━━━ DATA IN THIS EXERCISE ━━━

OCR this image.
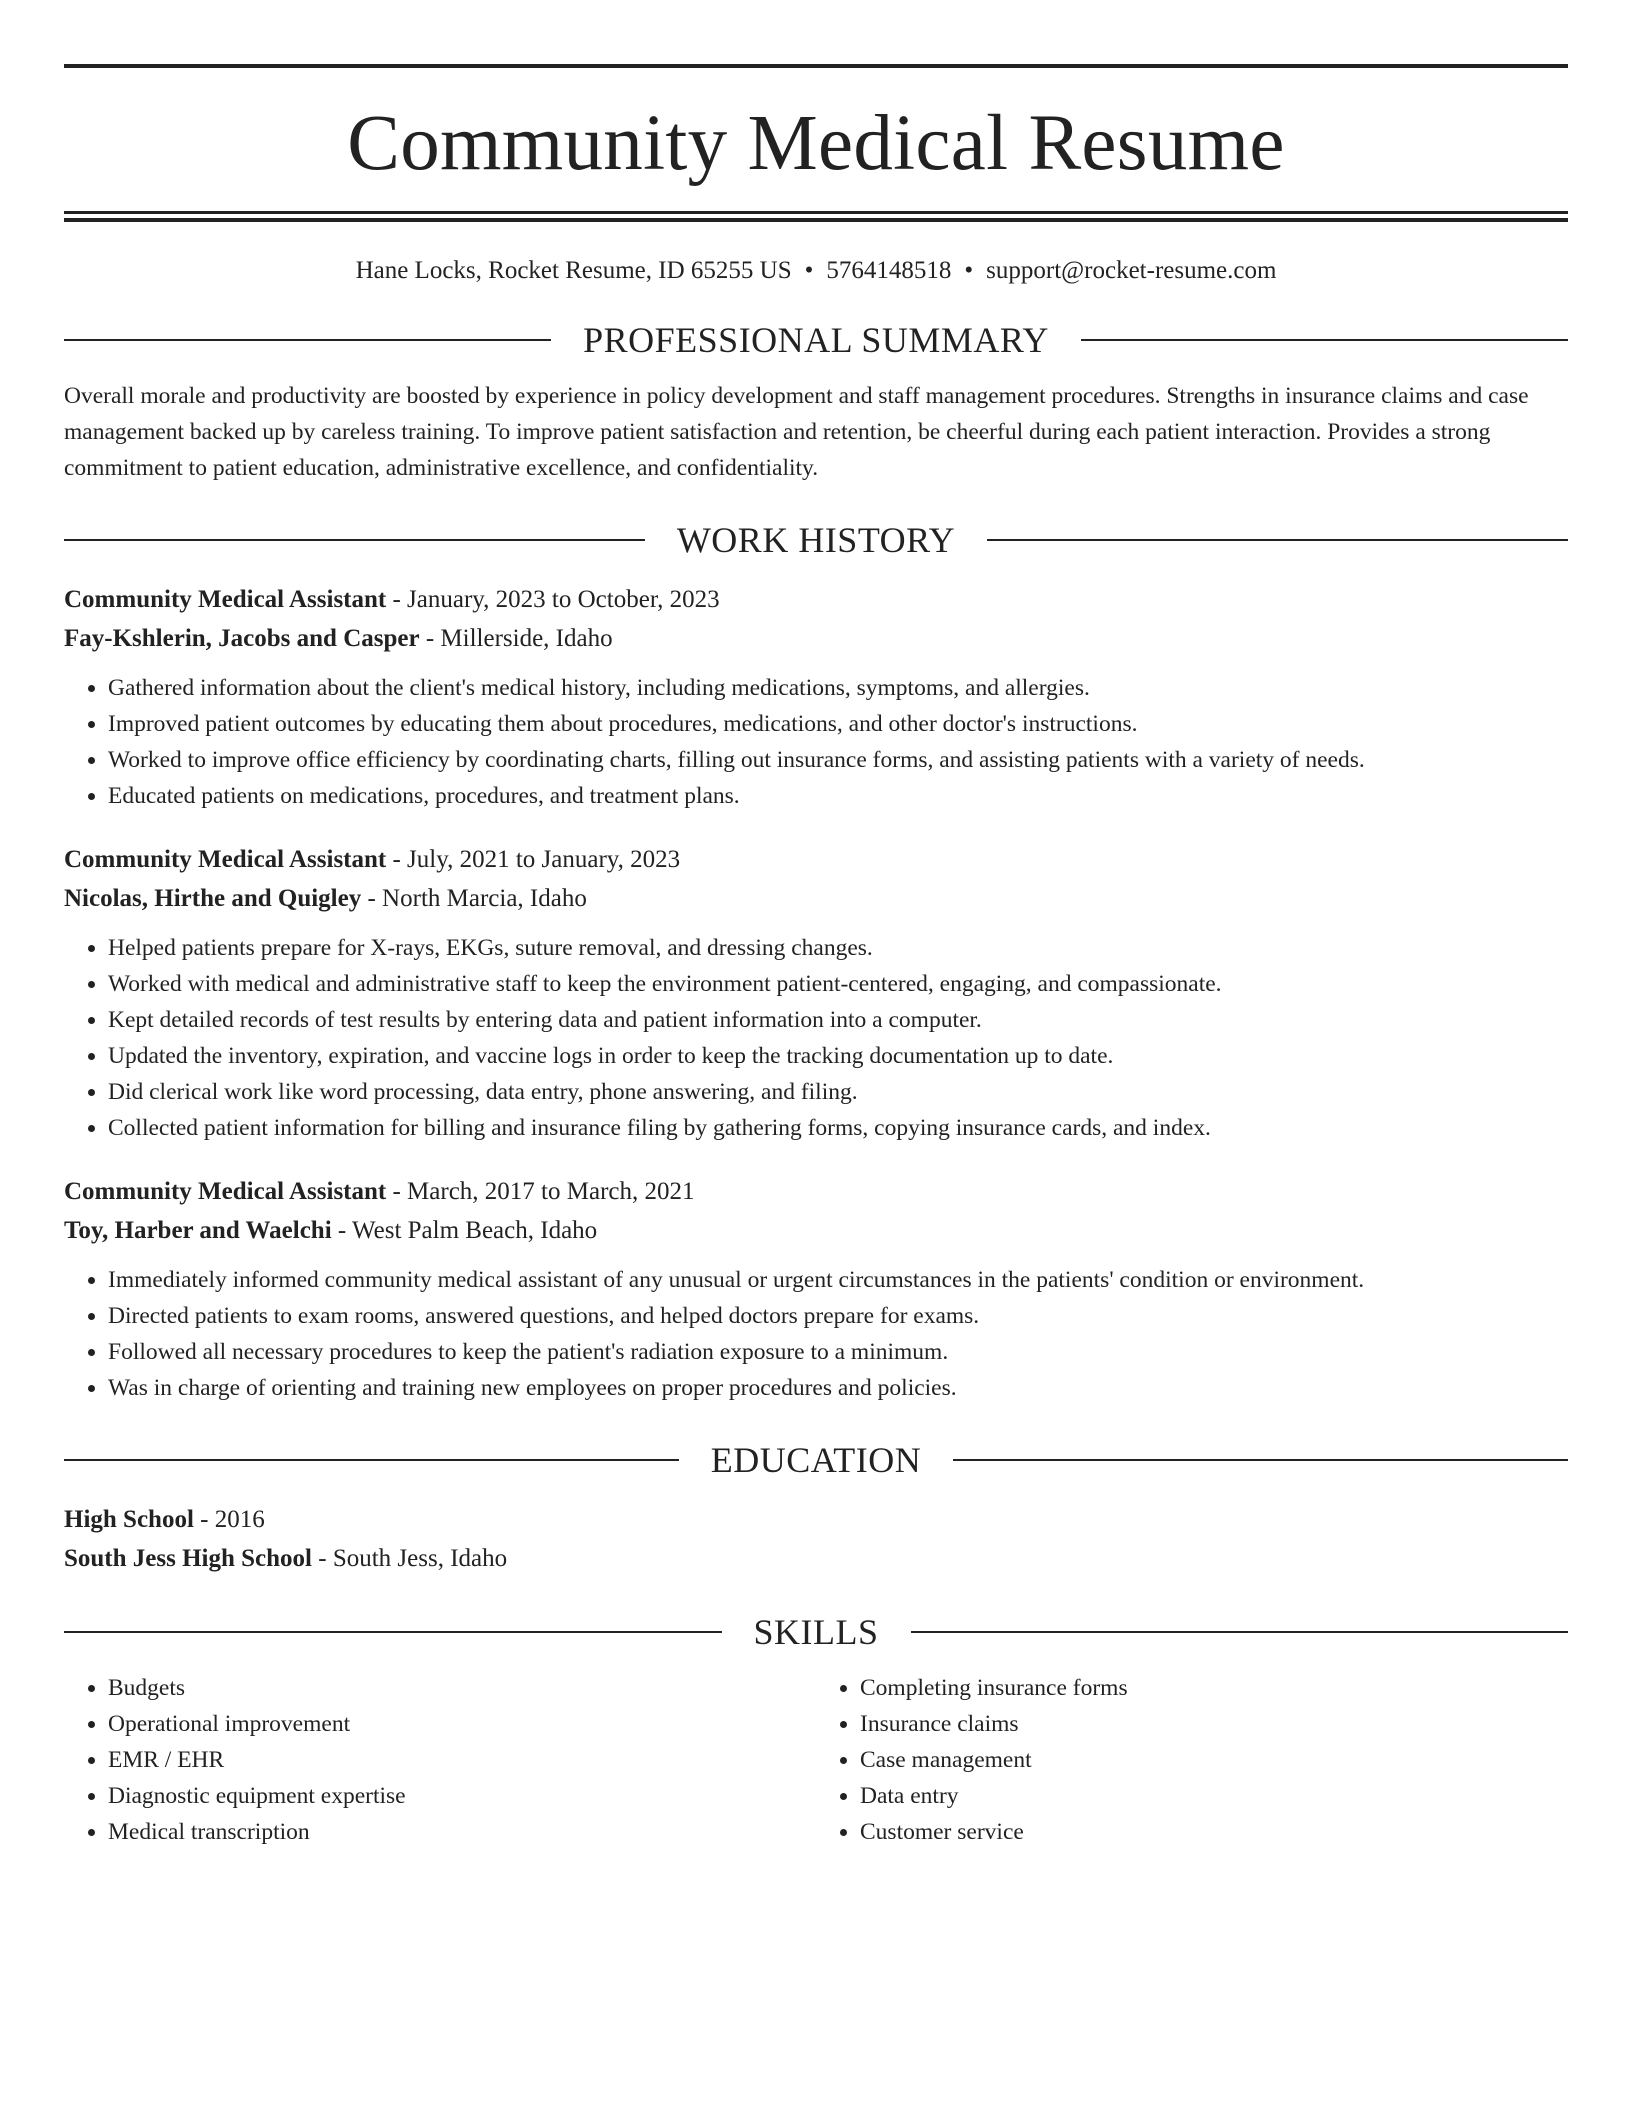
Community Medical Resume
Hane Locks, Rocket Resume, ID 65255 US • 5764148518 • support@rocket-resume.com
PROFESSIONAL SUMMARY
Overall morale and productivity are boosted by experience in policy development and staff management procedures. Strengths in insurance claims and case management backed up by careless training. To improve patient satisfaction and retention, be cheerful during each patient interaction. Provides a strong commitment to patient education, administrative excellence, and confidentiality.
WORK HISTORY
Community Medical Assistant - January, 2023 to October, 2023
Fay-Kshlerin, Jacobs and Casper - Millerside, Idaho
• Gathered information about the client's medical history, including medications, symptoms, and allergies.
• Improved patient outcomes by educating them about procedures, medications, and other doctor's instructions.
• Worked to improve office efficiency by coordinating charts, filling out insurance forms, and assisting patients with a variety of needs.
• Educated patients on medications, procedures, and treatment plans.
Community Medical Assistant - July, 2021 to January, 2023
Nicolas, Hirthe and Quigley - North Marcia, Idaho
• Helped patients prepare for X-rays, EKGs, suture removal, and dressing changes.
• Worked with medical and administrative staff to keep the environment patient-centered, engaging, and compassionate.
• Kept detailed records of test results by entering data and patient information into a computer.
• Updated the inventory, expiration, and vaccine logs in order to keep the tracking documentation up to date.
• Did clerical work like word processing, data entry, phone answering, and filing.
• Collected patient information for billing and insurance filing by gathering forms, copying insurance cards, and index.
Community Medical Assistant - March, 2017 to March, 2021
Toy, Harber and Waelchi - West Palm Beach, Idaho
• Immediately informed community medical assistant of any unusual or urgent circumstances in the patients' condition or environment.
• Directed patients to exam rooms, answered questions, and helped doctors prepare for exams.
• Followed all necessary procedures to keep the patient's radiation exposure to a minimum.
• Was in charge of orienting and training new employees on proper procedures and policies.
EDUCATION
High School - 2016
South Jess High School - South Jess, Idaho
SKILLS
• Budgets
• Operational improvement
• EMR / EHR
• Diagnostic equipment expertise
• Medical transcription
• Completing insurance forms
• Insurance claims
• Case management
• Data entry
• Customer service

━━━
━━━ DATA IN THIS EXERCISE ━━━

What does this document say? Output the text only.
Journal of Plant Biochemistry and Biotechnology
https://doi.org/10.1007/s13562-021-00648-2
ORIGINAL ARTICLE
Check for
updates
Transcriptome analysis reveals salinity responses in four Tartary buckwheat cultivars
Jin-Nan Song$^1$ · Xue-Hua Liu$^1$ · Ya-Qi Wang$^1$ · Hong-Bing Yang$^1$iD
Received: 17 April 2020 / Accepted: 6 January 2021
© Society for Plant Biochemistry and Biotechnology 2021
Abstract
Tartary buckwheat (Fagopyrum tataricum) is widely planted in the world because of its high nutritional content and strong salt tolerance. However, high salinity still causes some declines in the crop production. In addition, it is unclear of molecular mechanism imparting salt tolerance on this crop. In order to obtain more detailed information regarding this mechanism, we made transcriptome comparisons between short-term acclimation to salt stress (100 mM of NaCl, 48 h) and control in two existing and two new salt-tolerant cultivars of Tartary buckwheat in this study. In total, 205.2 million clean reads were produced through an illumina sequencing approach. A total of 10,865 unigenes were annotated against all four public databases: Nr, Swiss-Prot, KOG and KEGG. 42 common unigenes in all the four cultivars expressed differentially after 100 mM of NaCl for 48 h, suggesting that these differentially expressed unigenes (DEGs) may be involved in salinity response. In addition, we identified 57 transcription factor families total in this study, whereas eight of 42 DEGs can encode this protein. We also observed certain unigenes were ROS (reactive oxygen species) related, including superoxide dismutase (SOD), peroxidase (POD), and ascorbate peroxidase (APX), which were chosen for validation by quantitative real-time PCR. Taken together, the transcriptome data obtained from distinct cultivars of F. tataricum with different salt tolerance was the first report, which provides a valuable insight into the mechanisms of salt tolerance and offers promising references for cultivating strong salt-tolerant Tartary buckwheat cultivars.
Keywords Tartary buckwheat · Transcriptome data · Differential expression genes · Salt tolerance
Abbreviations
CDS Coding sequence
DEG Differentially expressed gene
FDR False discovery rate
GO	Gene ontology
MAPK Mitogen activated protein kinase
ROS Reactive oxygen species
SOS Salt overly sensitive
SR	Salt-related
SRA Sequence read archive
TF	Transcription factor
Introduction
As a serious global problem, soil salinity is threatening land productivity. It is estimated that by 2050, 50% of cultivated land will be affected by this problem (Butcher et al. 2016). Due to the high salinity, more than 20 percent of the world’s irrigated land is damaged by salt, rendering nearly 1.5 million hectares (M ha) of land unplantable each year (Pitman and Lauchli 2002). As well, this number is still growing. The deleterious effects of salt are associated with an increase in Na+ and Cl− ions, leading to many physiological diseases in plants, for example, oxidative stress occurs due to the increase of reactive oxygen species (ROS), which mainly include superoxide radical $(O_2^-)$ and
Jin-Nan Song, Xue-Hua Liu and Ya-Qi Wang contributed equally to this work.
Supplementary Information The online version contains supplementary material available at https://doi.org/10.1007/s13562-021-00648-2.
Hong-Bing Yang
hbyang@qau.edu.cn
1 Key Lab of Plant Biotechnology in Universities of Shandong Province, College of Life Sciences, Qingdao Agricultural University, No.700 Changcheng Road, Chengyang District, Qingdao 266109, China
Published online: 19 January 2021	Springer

━━━

#### WHAT IS EXPECTED
Every line of the records containing the word "claims" must appear in the answer.

#### TASK RESPONSE
Overall morale and productivity are boosted by experience in policy development and staff management procedures. Strengths in insurance claims and case management backed up by careless training. To improve patient satisfaction and retention, be cheerful during each patient interaction. Provides a strong commitment to patient education, administrative excellence, and confidentiality.
• Insurance claims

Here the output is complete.